>> start
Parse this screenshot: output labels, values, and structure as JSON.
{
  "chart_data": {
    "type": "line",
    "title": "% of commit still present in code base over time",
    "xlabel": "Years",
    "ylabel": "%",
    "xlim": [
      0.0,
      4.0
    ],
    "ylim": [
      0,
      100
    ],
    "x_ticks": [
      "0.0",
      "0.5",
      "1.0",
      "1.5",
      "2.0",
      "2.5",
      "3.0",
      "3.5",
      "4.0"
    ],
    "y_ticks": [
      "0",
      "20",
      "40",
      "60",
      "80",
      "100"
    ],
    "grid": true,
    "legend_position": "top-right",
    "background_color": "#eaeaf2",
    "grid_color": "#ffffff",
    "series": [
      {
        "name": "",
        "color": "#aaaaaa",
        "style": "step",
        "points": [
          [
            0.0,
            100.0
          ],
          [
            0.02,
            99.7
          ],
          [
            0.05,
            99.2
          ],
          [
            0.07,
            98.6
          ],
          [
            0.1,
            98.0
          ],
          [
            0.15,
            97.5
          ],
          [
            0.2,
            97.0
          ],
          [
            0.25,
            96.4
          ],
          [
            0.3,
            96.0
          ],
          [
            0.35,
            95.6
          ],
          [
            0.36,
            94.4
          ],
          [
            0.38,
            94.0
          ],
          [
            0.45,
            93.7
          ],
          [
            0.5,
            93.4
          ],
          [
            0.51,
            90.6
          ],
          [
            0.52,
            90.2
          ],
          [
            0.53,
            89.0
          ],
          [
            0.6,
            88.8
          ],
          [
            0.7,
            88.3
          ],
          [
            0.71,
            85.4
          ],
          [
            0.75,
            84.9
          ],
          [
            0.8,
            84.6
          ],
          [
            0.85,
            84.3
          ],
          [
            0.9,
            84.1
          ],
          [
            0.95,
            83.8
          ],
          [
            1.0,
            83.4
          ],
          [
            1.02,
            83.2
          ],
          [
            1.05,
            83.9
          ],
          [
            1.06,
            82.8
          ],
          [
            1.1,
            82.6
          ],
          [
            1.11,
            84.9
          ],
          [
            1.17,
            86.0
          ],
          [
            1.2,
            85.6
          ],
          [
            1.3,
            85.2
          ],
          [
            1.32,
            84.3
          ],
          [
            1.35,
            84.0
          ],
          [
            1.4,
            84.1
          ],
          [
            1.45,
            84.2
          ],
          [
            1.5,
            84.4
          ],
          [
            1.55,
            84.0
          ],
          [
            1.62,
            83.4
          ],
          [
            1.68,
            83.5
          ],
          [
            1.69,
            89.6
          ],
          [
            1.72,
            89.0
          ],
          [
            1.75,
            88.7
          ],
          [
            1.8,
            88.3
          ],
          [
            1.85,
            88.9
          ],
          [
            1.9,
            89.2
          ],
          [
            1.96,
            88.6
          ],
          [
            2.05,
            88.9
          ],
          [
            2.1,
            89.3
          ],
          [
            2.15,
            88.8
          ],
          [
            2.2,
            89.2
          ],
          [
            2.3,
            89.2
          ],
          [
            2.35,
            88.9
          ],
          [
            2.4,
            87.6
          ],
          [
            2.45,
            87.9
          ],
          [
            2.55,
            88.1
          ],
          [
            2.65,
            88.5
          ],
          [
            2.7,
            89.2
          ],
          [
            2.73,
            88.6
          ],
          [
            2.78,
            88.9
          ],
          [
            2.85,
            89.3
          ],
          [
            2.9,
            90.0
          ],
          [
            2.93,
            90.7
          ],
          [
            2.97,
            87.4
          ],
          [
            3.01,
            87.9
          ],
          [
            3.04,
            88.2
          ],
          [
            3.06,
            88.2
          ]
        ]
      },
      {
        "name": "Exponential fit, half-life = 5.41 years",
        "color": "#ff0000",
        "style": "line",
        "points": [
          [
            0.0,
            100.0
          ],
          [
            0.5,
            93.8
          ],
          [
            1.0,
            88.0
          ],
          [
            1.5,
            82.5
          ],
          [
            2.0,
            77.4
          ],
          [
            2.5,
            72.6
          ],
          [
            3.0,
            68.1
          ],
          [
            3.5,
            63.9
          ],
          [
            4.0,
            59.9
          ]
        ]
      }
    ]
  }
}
>> end
▶ EXERCISE TASK
Repeat the data precisely, reproducing every entry.

▶ TASK RESPONSE
Parse this screenshot: output labels, values, and structure as JSON.
{
  "chart_data": {
    "type": "line",
    "title": "% of commit still present in code base over time",
    "xlabel": "Years",
    "ylabel": "%",
    "xlim": [
      0.0,
      4.0
    ],
    "ylim": [
      0,
      100
    ],
    "x_ticks": [
      "0.0",
      "0.5",
      "1.0",
      "1.5",
      "2.0",
      "2.5",
      "3.0",
      "3.5",
      "4.0"
    ],
    "y_ticks": [
      "0",
      "20",
      "40",
      "60",
      "80",
      "100"
    ],
    "grid": true,
    "legend_position": "top-right",
    "background_color": "#eaeaf2",
    "grid_color": "#ffffff",
    "series": [
      {
        "name": "",
        "color": "#aaaaaa",
        "style": "step",
        "points": [
          [
            0.0,
            100.0
          ],
          [
            0.02,
            99.7
          ],
          [
            0.05,
            99.2
          ],
          [
            0.07,
            98.6
          ],
          [
            0.1,
            98.0
          ],
          [
            0.15,
            97.5
          ],
          [
            0.2,
            97.0
          ],
          [
            0.25,
            96.4
          ],
          [
            0.3,
            96.0
          ],
          [
            0.35,
            95.6
          ],
          [
            0.36,
            94.4
          ],
          [
            0.38,
            94.0
          ],
          [
            0.45,
            93.7
          ],
          [
            0.5,
            93.4
          ],
          [
            0.51,
            90.6
          ],
          [
            0.52,
            90.2
          ],
          [
            0.53,
            89.0
          ],
          [
            0.6,
            88.8
          ],
          [
            0.7,
            88.3
          ],
          [
            0.71,
            85.4
          ],
          [
            0.75,
            84.9
          ],
          [
            0.8,
            84.6
          ],
          [
            0.85,
            84.3
          ],
          [
            0.9,
            84.1
          ],
          [
            0.95,
            83.8
          ],
          [
            1.0,
            83.4
          ],
          [
            1.02,
            83.2
          ],
          [
            1.05,
            83.9
          ],
          [
            1.06,
            82.8
          ],
          [
            1.1,
            82.6
          ],
          [
            1.11,
            84.9
          ],
          [
            1.17,
            86.0
          ],
          [
            1.2,
            85.6
          ],
          [
            1.3,
            85.2
          ],
          [
            1.32,
            84.3
          ],
          [
            1.35,
            84.0
          ],
          [
            1.4,
            84.1
          ],
          [
            1.45,
            84.2
          ],
          [
            1.5,
            84.4
          ],
          [
            1.55,
            84.0
          ],
          [
            1.62,
            83.4
          ],
          [
            1.68,
            83.5
          ],
          [
            1.69,
            89.6
          ],
          [
            1.72,
            89.0
          ],
          [
            1.75,
            88.7
          ],
          [
            1.8,
            88.3
          ],
          [
            1.85,
            88.9
          ],
          [
            1.9,
            89.2
          ],
          [
            1.96,
            88.6
          ],
          [
            2.05,
            88.9
          ],
          [
            2.1,
            89.3
          ],
          [
            2.15,
            88.8
          ],
          [
            2.2,
            89.2
          ],
          [
            2.3,
            89.2
          ],
          [
            2.35,
            88.9
          ],
          [
            2.4,
            87.6
          ],
          [
            2.45,
            87.9
          ],
          [
            2.55,
            88.1
          ],
          [
            2.65,
            88.5
          ],
          [
            2.7,
            89.2
          ],
          [
            2.73,
            88.6
          ],
          [
            2.78,
            88.9
          ],
          [
            2.85,
            89.3
          ],
          [
            2.9,
            90.0
          ],
          [
            2.93,
            90.7
          ],
          [
            2.97,
            87.4
          ],
          [
            3.01,
            87.9
          ],
          [
            3.04,
            88.2
          ],
          [
            3.06,
            88.2
          ]
        ]
      },
      {
        "name": "Exponential fit, half-life = 5.41 years",
        "color": "#ff0000",
        "style": "line",
        "points": [
          [
            0.0,
            100.0
          ],
          [
            0.5,
            93.8
          ],
          [
            1.0,
            88.0
          ],
          [
            1.5,
            82.5
          ],
          [
            2.0,
            77.4
          ],
          [
            2.5,
            72.6
          ],
          [
            3.0,
            68.1
          ],
          [
            3.5,
            63.9
          ],
          [
            4.0,
            59.9
          ]
        ]
      }
    ]
  }
}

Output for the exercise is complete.